• What you have to do: Render every line of the material below as a JSON list of strings, with one string per line and blank lines omitted. Leave the pictures out of the answer.

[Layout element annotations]
····················

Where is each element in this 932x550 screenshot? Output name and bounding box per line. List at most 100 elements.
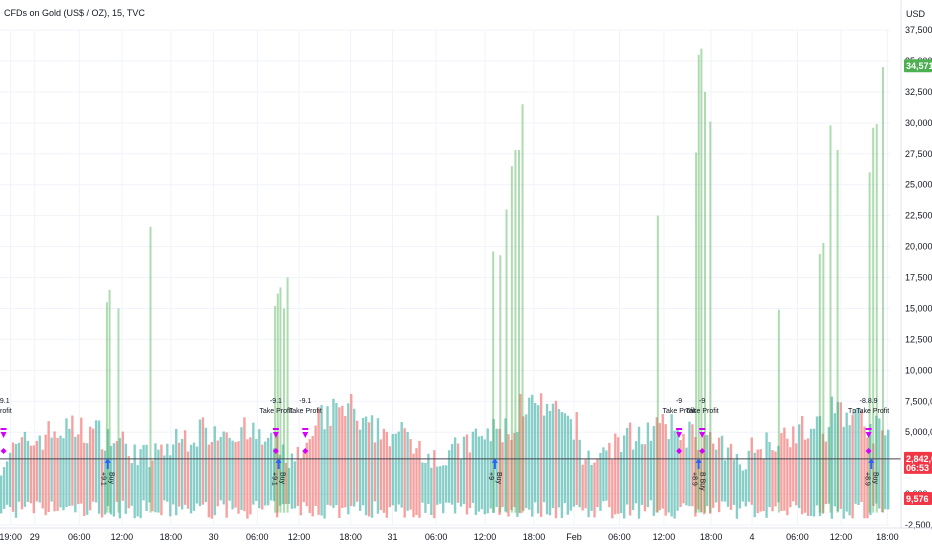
signal-value-label: -9.1 — [270, 398, 282, 405]
y-tick-label: 12,500,000 — [905, 334, 932, 344]
symbol-title[interactable]: CFDs on Gold (US$ / OZ), 15, TVC — [4, 8, 145, 18]
volume-bar — [118, 438, 122, 519]
volume-bar — [172, 444, 175, 505]
volume-bar — [771, 450, 774, 512]
x-tick-label: 18:00 — [339, 532, 362, 542]
volume-bar — [133, 444, 136, 519]
y-tick-label: 5,000,000 — [905, 427, 932, 437]
volume-bar — [480, 435, 483, 510]
volume-bar — [421, 462, 424, 503]
volume-bar — [605, 450, 608, 501]
buy-arrow-stem-icon — [697, 463, 700, 469]
x-axis[interactable]: 19:00 29 06:00 12:00 18:00 30 06:00 12:00 18:00 3… — [0, 527, 932, 542]
volume-bar — [501, 442, 504, 508]
volume-bar — [302, 451, 305, 503]
volume-bar — [284, 462, 288, 504]
signal-text-label: Take Profit — [686, 408, 719, 415]
diamond-icon — [272, 448, 279, 454]
volume-bar — [121, 431, 124, 501]
volume-spike — [777, 309, 780, 513]
volume-bar — [453, 437, 457, 514]
volume-bar — [842, 426, 845, 519]
volume-bar — [237, 441, 240, 514]
volume-bar — [738, 464, 742, 509]
currency-label: USD — [906, 9, 926, 19]
buy-arrow-stem-icon — [870, 463, 873, 469]
volume-bar — [649, 440, 653, 501]
volume-bar — [510, 439, 513, 510]
volume-bar — [278, 454, 282, 506]
volume-bar — [468, 452, 472, 509]
volume-spike — [499, 255, 502, 513]
y-tick-label: 30,000,000 — [905, 118, 932, 128]
x-tick-label: 06:00 — [246, 532, 269, 542]
volume-bar — [47, 421, 50, 513]
volume-bar — [243, 417, 246, 512]
volume-bar — [548, 410, 552, 516]
buy-label-group: B Buy+8.9 — [691, 472, 706, 491]
volume-bar — [424, 462, 427, 513]
volume-bar — [643, 444, 647, 512]
volume-bar — [210, 441, 213, 519]
y-tick-label: 27,500,000 — [905, 149, 932, 159]
volume-spike — [274, 305, 277, 513]
volume-bar — [697, 450, 700, 510]
volume-bar — [338, 407, 341, 518]
volume-bar — [94, 420, 98, 503]
volume-bar — [611, 459, 614, 519]
take-profit-arrow-icon — [699, 432, 706, 438]
volume-bar — [415, 448, 418, 516]
volume-bar — [741, 470, 745, 502]
buy-label-group: Buy+9 — [487, 472, 502, 485]
volume-spikes — [105, 48, 884, 513]
volume-bar — [11, 442, 15, 512]
price-badge — [904, 492, 932, 506]
volume-bar — [534, 403, 537, 503]
volume-bar — [617, 437, 620, 514]
volume-spike — [836, 150, 839, 513]
volume-bar — [679, 440, 682, 508]
volume-bar — [65, 418, 68, 508]
signal-value-label: -9 — [676, 398, 682, 405]
y-tick-label: 25,000,000 — [905, 180, 932, 190]
volume-bar — [20, 437, 24, 510]
take-profit-marker-icon — [699, 428, 706, 430]
volume-bar — [267, 437, 270, 506]
volume-bar — [495, 428, 498, 508]
buy-value-label: +8.9 — [691, 472, 698, 486]
volume-bar — [614, 433, 617, 515]
volume-bar — [783, 427, 786, 511]
volume-bar — [124, 443, 127, 514]
volume-bar — [145, 444, 148, 512]
volume-bar — [803, 439, 807, 513]
volume-bar — [602, 447, 605, 502]
volume-bar — [213, 426, 216, 516]
diamond-icon — [302, 448, 309, 454]
volume-bar — [115, 441, 119, 502]
y-axis[interactable]: 37,500,00035,000,00032,500,00030,000,000… — [900, 0, 932, 530]
volume-bar — [400, 421, 403, 508]
volume-spike — [492, 251, 495, 513]
volume-spike — [117, 308, 120, 513]
volume-bar — [166, 443, 169, 502]
volume-bar — [83, 442, 86, 516]
volume-bar — [332, 398, 335, 508]
volume-bar — [827, 427, 831, 504]
take-profit-arrow-icon — [865, 432, 872, 438]
signal-value-label: -9.1 — [299, 398, 311, 405]
volume-bar — [593, 462, 596, 518]
buy-label-group: Buy+8.9 — [863, 472, 878, 486]
volume-bar — [2, 467, 6, 509]
volume-bar — [812, 428, 816, 517]
buy-label-group: Buy+9.1 — [100, 472, 115, 486]
volume-bar — [62, 438, 65, 511]
volume-bar — [531, 394, 534, 517]
volume-bar — [240, 427, 243, 510]
buy-label: B Buy — [699, 472, 706, 491]
volume-bar — [709, 432, 712, 514]
volume-bar — [667, 439, 670, 513]
volume-bar — [492, 419, 495, 513]
volume-bar — [436, 466, 439, 505]
volume-bar — [71, 415, 74, 506]
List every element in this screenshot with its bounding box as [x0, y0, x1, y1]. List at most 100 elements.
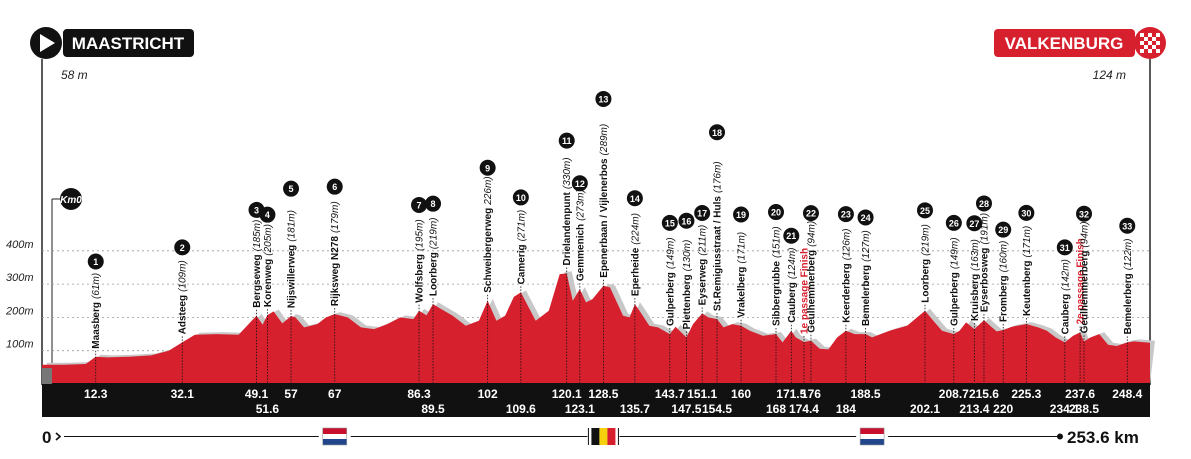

····················

• Expected answer:
[
  "Where is each element in this 932x550 screenshot? Output name and bounding box per line. List at most 100 elements.",
  "signal-value-label: -9.1 — [270, 398, 282, 405]",
  "y-tick-label: 12,500,000 — [905, 334, 932, 344]",
  "symbol-title[interactable]: CFDs on Gold (US$ / OZ), 15, TVC — [4, 8, 145, 18]",
  "volume-bar — [118, 438, 122, 519]",
  "volume-bar — [172, 444, 175, 505]",
  "volume-bar — [771, 450, 774, 512]",
  "x-tick-label: 18:00 — [339, 532, 362, 542]",
  "volume-bar — [133, 444, 136, 519]",
  "y-tick-label: 5,000,000 — [905, 427, 932, 437]",
  "volume-bar — [480, 435, 483, 510]",
  "volume-bar — [421, 462, 424, 503]",
  "volume-bar — [605, 450, 608, 501]",
  "buy-arrow-stem-icon — [697, 463, 700, 469]",
  "x-axis[interactable]: 19:00 29 06:00 12:00 18:00 30 06:00 12:00 18:00 3… — [0, 527, 932, 542]",
  "volume-bar — [501, 442, 504, 508]",
  "volume-bar — [302, 451, 305, 503]",
  "volume-bar — [284, 462, 288, 504]",
  "signal-text-label: Take Profit — [686, 408, 719, 415]",
  "diamond-icon — [272, 448, 279, 454]",
  "volume-bar — [121, 431, 124, 501]",
  "volume-spike — [777, 309, 780, 513]",
  "volume-bar — [453, 437, 457, 514]",
  "volume-bar — [842, 426, 845, 519]",
  "volume-bar — [237, 441, 240, 514]",
  "volume-bar — [738, 464, 742, 509]",
  "currency-label: USD — [906, 9, 926, 19]",
  "buy-arrow-stem-icon — [870, 463, 873, 469]",
  "volume-bar — [649, 440, 653, 501]",
  "volume-bar — [510, 439, 513, 510]",
  "volume-bar — [278, 454, 282, 506]",
  "volume-bar — [468, 452, 472, 509]",
  "volume-spike — [499, 255, 502, 513]",
  "y-tick-label: 30,000,000 — [905, 118, 932, 128]",
  "x-tick-label: 06:00 — [246, 532, 269, 542]",
  "volume-bar — [47, 421, 50, 513]",
  "volume-bar — [243, 417, 246, 512]",
  "volume-bar — [548, 410, 552, 516]",
  "buy-label-group: B Buy+8.9 — [691, 472, 706, 491]",
  "volume-bar — [424, 462, 427, 513]",
  "volume-bar — [643, 444, 647, 512]",
  "volume-bar — [210, 441, 213, 519]",
  "y-tick-label: 27,500,000 — [905, 149, 932, 159]",
  "volume-spike — [274, 305, 277, 513]",
  "volume-bar — [697, 450, 700, 510]",
  "volume-bar — [338, 407, 341, 518]",
  "volume-bar — [94, 420, 98, 503]",
  "volume-bar — [611, 459, 614, 519]",
  "take-profit-arrow-icon — [699, 432, 706, 438]",
  "volume-bar — [415, 448, 418, 516]",
  "volume-bar — [741, 470, 745, 502]",
  "buy-label-group: Buy+9 — [487, 472, 502, 485]",
  "volume-spikes — [105, 48, 884, 513]",
  "volume-bar — [11, 442, 15, 512]",
  "price-badge — [904, 492, 932, 506]",
  "volume-bar — [534, 403, 537, 503]",
  "volume-bar — [617, 437, 620, 514]",
  "volume-spike — [836, 150, 839, 513]",
  "volume-bar — [679, 440, 682, 508]",
  "volume-bar — [65, 418, 68, 508]",
  "signal-value-label: -9 — [676, 398, 682, 405]",
  "y-tick-label: 25,000,000 — [905, 180, 932, 190]",
  "volume-bar — [20, 437, 24, 510]",
  "take-profit-marker-icon — [699, 428, 706, 430]",
  "volume-bar — [267, 437, 270, 506]",
  "volume-bar — [495, 428, 498, 508]",
  "buy-value-label: +8.9 — [691, 472, 698, 486]",
  "volume-bar — [614, 433, 617, 515]",
  "volume-bar — [783, 427, 786, 511]",
  "volume-bar — [124, 443, 127, 514]",
  "volume-bar — [145, 444, 148, 512]",
  "volume-bar — [803, 439, 807, 513]",
  "volume-bar — [602, 447, 605, 502]",
  "volume-bar — [213, 426, 216, 516]",
  "diamond-icon — [302, 448, 309, 454]",
  "volume-bar — [115, 441, 119, 502]",
  "y-axis[interactable]: 37,500,00035,000,00032,500,00030,000,000… — [900, 0, 932, 530]",
  "volume-bar — [400, 421, 403, 508]",
  "volume-spike — [492, 251, 495, 513]",
  "volume-spike — [117, 308, 120, 513]",
  "volume-bar — [166, 443, 169, 502]",
  "volume-bar — [83, 442, 86, 516]",
  "volume-bar — [332, 398, 335, 508]",
  "volume-bar — [827, 427, 831, 504]",
  "take-profit-arrow-icon — [865, 432, 872, 438]",
  "signal-value-label: -9.1 — [299, 398, 311, 405]",
  "volume-bar — [593, 462, 596, 518]",
  "buy-label-group: Buy+8.9 — [863, 472, 878, 486]",
  "volume-bar — [2, 467, 6, 509]",
  "volume-bar — [812, 428, 816, 517]",
  "buy-label-group: Buy+9.1 — [100, 472, 115, 486]",
  "volume-bar — [62, 438, 65, 511]",
  "volume-bar — [531, 394, 534, 517]",
  "volume-bar — [240, 427, 243, 510]",
  "buy-label: B Buy — [699, 472, 706, 491]",
  "volume-bar — [709, 432, 712, 514]",
  "volume-bar — [667, 439, 670, 513]",
  "volume-bar — [492, 419, 495, 513]",
  "volume-bar — [436, 466, 439, 505]",
  "volume-bar — [71, 415, 74, 506]",
  "List every element in this screenshot with its bounding box as [x0, y0, x1, y1]. List at most 100 elements."
]